What the task asks.
Could you write out the records below exactly as they appear, leaving out any pictures?
++++ Extracted records ++++
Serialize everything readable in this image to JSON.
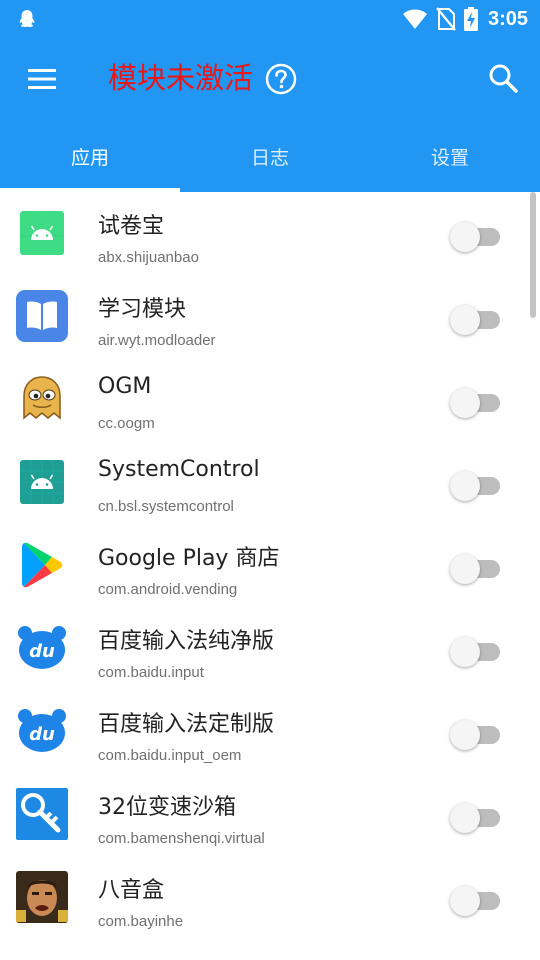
{
  "status_bar": {
    "time": "3:05",
    "icons": [
      "qq-icon",
      "wifi-icon",
      "no-sim-icon",
      "battery-charging-icon"
    ]
  },
  "app_bar": {
    "title": "模块未激活",
    "title_color": "#e81818",
    "background": "#2196f3"
  },
  "tabs": [
    {
      "label": "应用",
      "active": true
    },
    {
      "label": "日志",
      "active": false
    },
    {
      "label": "设置",
      "active": false
    }
  ],
  "apps": [
    {
      "name": "试卷宝",
      "package": "abx.shijuanbao",
      "icon": "android-green-icon",
      "enabled": false
    },
    {
      "name": "学习模块",
      "package": "air.wyt.modloader",
      "icon": "book-icon",
      "enabled": false
    },
    {
      "name": "OGM",
      "package": "cc.oogm",
      "icon": "ghost-icon",
      "enabled": false
    },
    {
      "name": "SystemControl",
      "package": "cn.bsl.systemcontrol",
      "icon": "android-teal-icon",
      "enabled": false
    },
    {
      "name": "Google Play 商店",
      "package": "com.android.vending",
      "icon": "google-play-icon",
      "enabled": false
    },
    {
      "name": "百度输入法纯净版",
      "package": "com.baidu.input",
      "icon": "baidu-du-icon",
      "enabled": false
    },
    {
      "name": "百度输入法定制版",
      "package": "com.baidu.input_oem",
      "icon": "baidu-du-icon",
      "enabled": false
    },
    {
      "name": "32位变速沙箱",
      "package": "com.bamenshenqi.virtual",
      "icon": "key-wrench-icon",
      "enabled": false
    },
    {
      "name": "八音盒",
      "package": "com.bayinhe",
      "icon": "face-photo-icon",
      "enabled": false
    }
  ]
}
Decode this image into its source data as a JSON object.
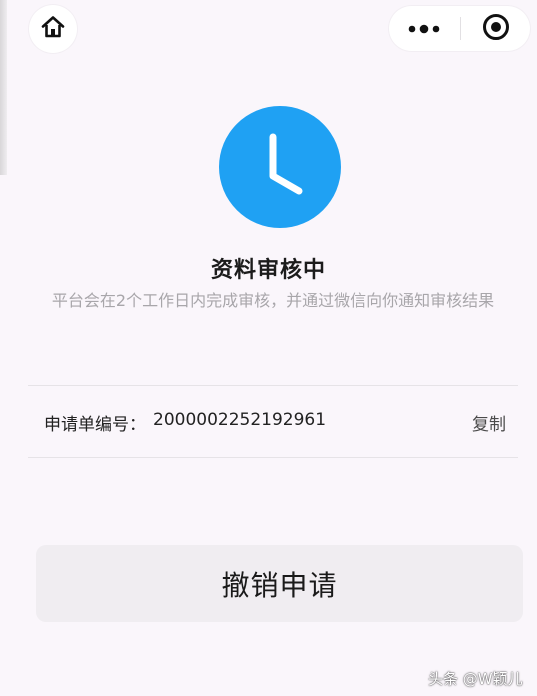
{
  "header": {
    "home_icon": "home-icon",
    "more_icon": "more-dots-icon",
    "target_icon": "target-circle-icon"
  },
  "status": {
    "icon": "clock-icon",
    "icon_color": "#1fa1f3",
    "title": "资料审核中",
    "description": "平台会在2个工作日内完成审核，并通过微信向你通知审核结果"
  },
  "order": {
    "label": "申请单编号：",
    "number": "2000002252192961",
    "copy_label": "复制"
  },
  "actions": {
    "cancel_label": "撤销申请"
  },
  "watermark": "头条 @W颖儿"
}
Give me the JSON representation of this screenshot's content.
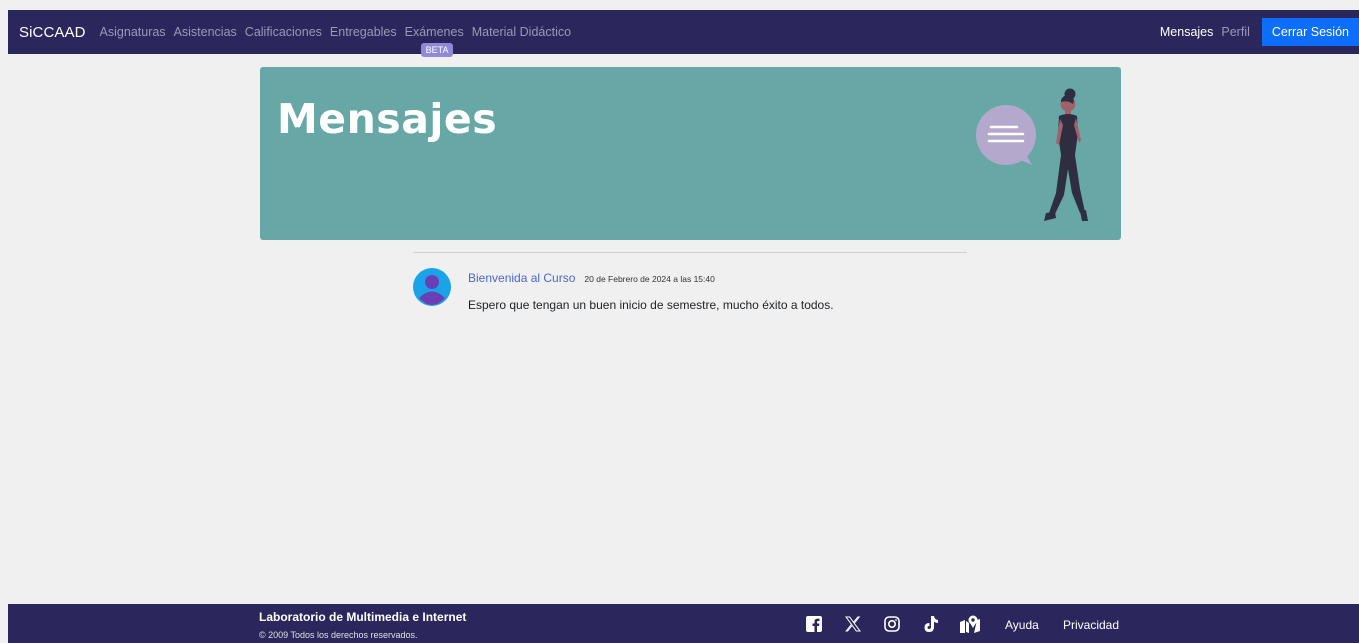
{
  "navbar": {
    "brand": "SiCCAAD",
    "links": [
      {
        "label": "Asignaturas"
      },
      {
        "label": "Asistencias"
      },
      {
        "label": "Calificaciones"
      },
      {
        "label": "Entregables"
      },
      {
        "label": "Exámenes",
        "badge": "BETA"
      },
      {
        "label": "Material Didáctico"
      }
    ],
    "messages_label": "Mensajes",
    "profile_label": "Perfil",
    "logout_label": "Cerrar Sesión"
  },
  "hero": {
    "title": "Mensajes",
    "background_color": "#67a8a6"
  },
  "messages": [
    {
      "title": "Bienvenida al Curso",
      "date": "20 de Febrero de 2024 a las 15:40",
      "body": "Espero que tengan un buen inicio de semestre, mucho éxito a todos."
    }
  ],
  "footer": {
    "organization": "Laboratorio de Multimedia e Internet",
    "copyright": "© 2009 Todos los derechos reservados.",
    "social_icons": [
      "facebook-icon",
      "x-icon",
      "instagram-icon",
      "tiktok-icon",
      "map-location-icon"
    ],
    "help_label": "Ayuda",
    "privacy_label": "Privacidad"
  },
  "colors": {
    "navbar": "#2b275c",
    "accent": "#0d6efd",
    "link": "#4a68c9",
    "badge": "#8f89d8"
  }
}
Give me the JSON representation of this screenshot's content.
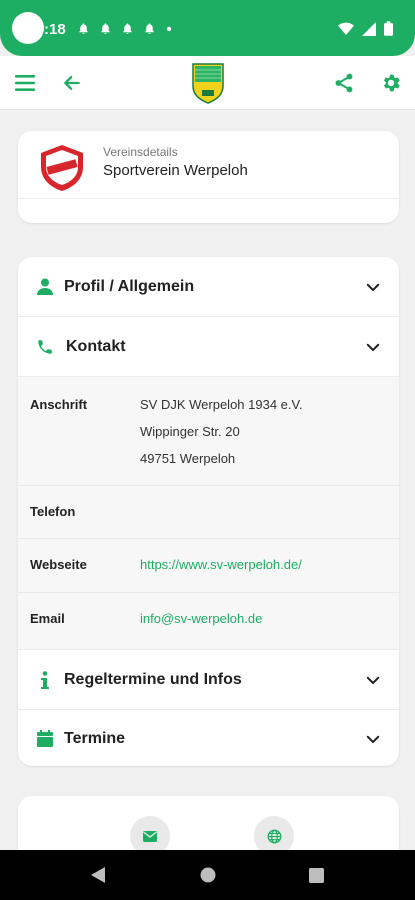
{
  "status_bar": {
    "time": "18",
    "colon_prefix": ":"
  },
  "club": {
    "subtitle": "Vereinsdetails",
    "name": "Sportverein Werpeloh"
  },
  "sections": {
    "profil": "Profil / Allgemein",
    "kontakt": "Kontakt",
    "regeltermine": "Regeltermine und Infos",
    "termine": "Termine"
  },
  "contact": {
    "anschrift_label": "Anschrift",
    "address_line1": "SV DJK Werpeloh 1934 e.V.",
    "address_line2": "Wippinger Str. 20",
    "address_line3": "49751 Werpeloh",
    "telefon_label": "Telefon",
    "webseite_label": "Webseite",
    "webseite_value": "https://www.sv-werpeloh.de/",
    "email_label": "Email",
    "email_value": "info@sv-werpeloh.de"
  },
  "colors": {
    "accent": "#1dae63",
    "background": "#f0f0f0"
  },
  "icons": [
    "menu-icon",
    "back-arrow-icon",
    "share-icon",
    "gear-icon",
    "person-icon",
    "phone-icon",
    "info-icon",
    "calendar-icon",
    "chevron-down-icon",
    "mail-icon",
    "globe-icon"
  ]
}
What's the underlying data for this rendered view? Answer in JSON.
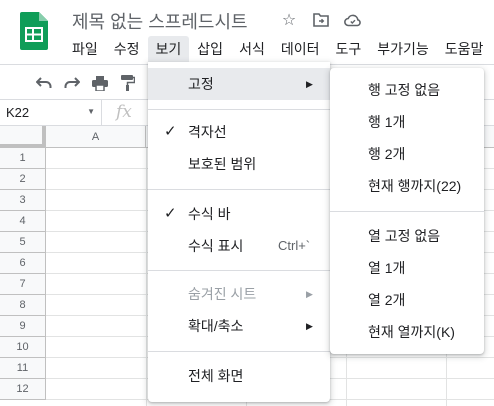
{
  "doc": {
    "title": "제목 없는 스프레드시트"
  },
  "menubar": [
    "파일",
    "수정",
    "보기",
    "삽입",
    "서식",
    "데이터",
    "도구",
    "부가기능",
    "도움말"
  ],
  "formula_bar": {
    "name_box": "K22",
    "fx_label": "fx"
  },
  "grid": {
    "columns": [
      "A"
    ],
    "rows": [
      "1",
      "2",
      "3",
      "4",
      "5",
      "6",
      "7",
      "8",
      "9",
      "10",
      "11",
      "12"
    ]
  },
  "view_menu": {
    "freeze": "고정",
    "gridlines": "격자선",
    "protected_ranges": "보호된 범위",
    "formula_bar": "수식 바",
    "show_formulas": "수식 표시",
    "show_formulas_shortcut": "Ctrl+`",
    "hidden_sheets": "숨겨진 시트",
    "zoom": "확대/축소",
    "full_screen": "전체 화면"
  },
  "freeze_submenu": {
    "no_rows": "행 고정 없음",
    "one_row": "행 1개",
    "two_rows": "행 2개",
    "up_to_row": "현재 행까지(22)",
    "no_columns": "열 고정 없음",
    "one_col": "열 1개",
    "two_cols": "열 2개",
    "up_to_col": "현재 열까지(K)"
  },
  "icons": {
    "logo": "sheets-logo",
    "star": "star-icon",
    "move": "move-to-folder-icon",
    "cloud": "cloud-status-icon",
    "undo": "undo-icon",
    "redo": "redo-icon",
    "print": "print-icon",
    "paint": "paint-format-icon"
  },
  "colors": {
    "brand": "#0F9D58",
    "menu_highlight": "#e8eaed"
  }
}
++++
Result for this exercise.
Serialize everything readable in this image to JSON.
{
  "status_bar": {
    "time": "3:05",
    "icons": [
      "qq-icon",
      "wifi-icon",
      "no-sim-icon",
      "battery-charging-icon"
    ]
  },
  "app_bar": {
    "title": "模块未激活",
    "title_color": "#e81818",
    "background": "#2196f3"
  },
  "tabs": [
    {
      "label": "应用",
      "active": true
    },
    {
      "label": "日志",
      "active": false
    },
    {
      "label": "设置",
      "active": false
    }
  ],
  "apps": [
    {
      "name": "试卷宝",
      "package": "abx.shijuanbao",
      "icon": "android-green-icon",
      "enabled": false
    },
    {
      "name": "学习模块",
      "package": "air.wyt.modloader",
      "icon": "book-icon",
      "enabled": false
    },
    {
      "name": "OGM",
      "package": "cc.oogm",
      "icon": "ghost-icon",
      "enabled": false
    },
    {
      "name": "SystemControl",
      "package": "cn.bsl.systemcontrol",
      "icon": "android-teal-icon",
      "enabled": false
    },
    {
      "name": "Google Play 商店",
      "package": "com.android.vending",
      "icon": "google-play-icon",
      "enabled": false
    },
    {
      "name": "百度输入法纯净版",
      "package": "com.baidu.input",
      "icon": "baidu-du-icon",
      "enabled": false
    },
    {
      "name": "百度输入法定制版",
      "package": "com.baidu.input_oem",
      "icon": "baidu-du-icon",
      "enabled": false
    },
    {
      "name": "32位变速沙箱",
      "package": "com.bamenshenqi.virtual",
      "icon": "key-wrench-icon",
      "enabled": false
    },
    {
      "name": "八音盒",
      "package": "com.bayinhe",
      "icon": "face-photo-icon",
      "enabled": false
    }
  ]
}
Decode this image into its source data as a JSON object.
{
  "header": {
    "home_icon": "home-icon",
    "more_icon": "more-dots-icon",
    "target_icon": "target-circle-icon"
  },
  "status": {
    "icon": "clock-icon",
    "icon_color": "#1fa1f3",
    "title": "资料审核中",
    "description": "平台会在2个工作日内完成审核，并通过微信向你通知审核结果"
  },
  "order": {
    "label": "申请单编号：",
    "number": "2000002252192961",
    "copy_label": "复制"
  },
  "actions": {
    "cancel_label": "撤销申请"
  },
  "watermark": "头条 @W颖儿"
}
Give me the JSON representation of this screenshot's content.
{
  "navbar": {
    "brand": "SiCCAAD",
    "links": [
      {
        "label": "Asignaturas"
      },
      {
        "label": "Asistencias"
      },
      {
        "label": "Calificaciones"
      },
      {
        "label": "Entregables"
      },
      {
        "label": "Exámenes",
        "badge": "BETA"
      },
      {
        "label": "Material Didáctico"
      }
    ],
    "messages_label": "Mensajes",
    "profile_label": "Perfil",
    "logout_label": "Cerrar Sesión"
  },
  "hero": {
    "title": "Mensajes",
    "background_color": "#67a8a6"
  },
  "messages": [
    {
      "title": "Bienvenida al Curso",
      "date": "20 de Febrero de 2024 a las 15:40",
      "body": "Espero que tengan un buen inicio de semestre, mucho éxito a todos."
    }
  ],
  "footer": {
    "organization": "Laboratorio de Multimedia e Internet",
    "copyright": "© 2009 Todos los derechos reservados.",
    "social_icons": [
      "facebook-icon",
      "x-icon",
      "instagram-icon",
      "tiktok-icon",
      "map-location-icon"
    ],
    "help_label": "Ayuda",
    "privacy_label": "Privacidad"
  },
  "colors": {
    "navbar": "#2b275c",
    "accent": "#0d6efd",
    "link": "#4a68c9",
    "badge": "#8f89d8"
  }
}
Give me the JSON representation of this screenshot's content.
{
  "status_bar": {
    "time": "18",
    "colon_prefix": ":"
  },
  "club": {
    "subtitle": "Vereinsdetails",
    "name": "Sportverein Werpeloh"
  },
  "sections": {
    "profil": "Profil / Allgemein",
    "kontakt": "Kontakt",
    "regeltermine": "Regeltermine und Infos",
    "termine": "Termine"
  },
  "contact": {
    "anschrift_label": "Anschrift",
    "address_line1": "SV DJK Werpeloh 1934 e.V.",
    "address_line2": "Wippinger Str. 20",
    "address_line3": "49751 Werpeloh",
    "telefon_label": "Telefon",
    "webseite_label": "Webseite",
    "webseite_value": "https://www.sv-werpeloh.de/",
    "email_label": "Email",
    "email_value": "info@sv-werpeloh.de"
  },
  "colors": {
    "accent": "#1dae63",
    "background": "#f0f0f0"
  },
  "icons": [
    "menu-icon",
    "back-arrow-icon",
    "share-icon",
    "gear-icon",
    "person-icon",
    "phone-icon",
    "info-icon",
    "calendar-icon",
    "chevron-down-icon",
    "mail-icon",
    "globe-icon"
  ]
}
What's the underlying data for this rendered view? Answer in JSON.
{
  "doc": {
    "title": "제목 없는 스프레드시트"
  },
  "menubar": [
    "파일",
    "수정",
    "보기",
    "삽입",
    "서식",
    "데이터",
    "도구",
    "부가기능",
    "도움말"
  ],
  "formula_bar": {
    "name_box": "K22",
    "fx_label": "fx"
  },
  "grid": {
    "columns": [
      "A"
    ],
    "rows": [
      "1",
      "2",
      "3",
      "4",
      "5",
      "6",
      "7",
      "8",
      "9",
      "10",
      "11",
      "12"
    ]
  },
  "view_menu": {
    "freeze": "고정",
    "gridlines": "격자선",
    "protected_ranges": "보호된 범위",
    "formula_bar": "수식 바",
    "show_formulas": "수식 표시",
    "show_formulas_shortcut": "Ctrl+`",
    "hidden_sheets": "숨겨진 시트",
    "zoom": "확대/축소",
    "full_screen": "전체 화면"
  },
  "freeze_submenu": {
    "no_rows": "행 고정 없음",
    "one_row": "행 1개",
    "two_rows": "행 2개",
    "up_to_row": "현재 행까지(22)",
    "no_columns": "열 고정 없음",
    "one_col": "열 1개",
    "two_cols": "열 2개",
    "up_to_col": "현재 열까지(K)"
  },
  "icons": {
    "logo": "sheets-logo",
    "star": "star-icon",
    "move": "move-to-folder-icon",
    "cloud": "cloud-status-icon",
    "undo": "undo-icon",
    "redo": "redo-icon",
    "print": "print-icon",
    "paint": "paint-format-icon"
  },
  "colors": {
    "brand": "#0F9D58",
    "menu_highlight": "#e8eaed"
  }
}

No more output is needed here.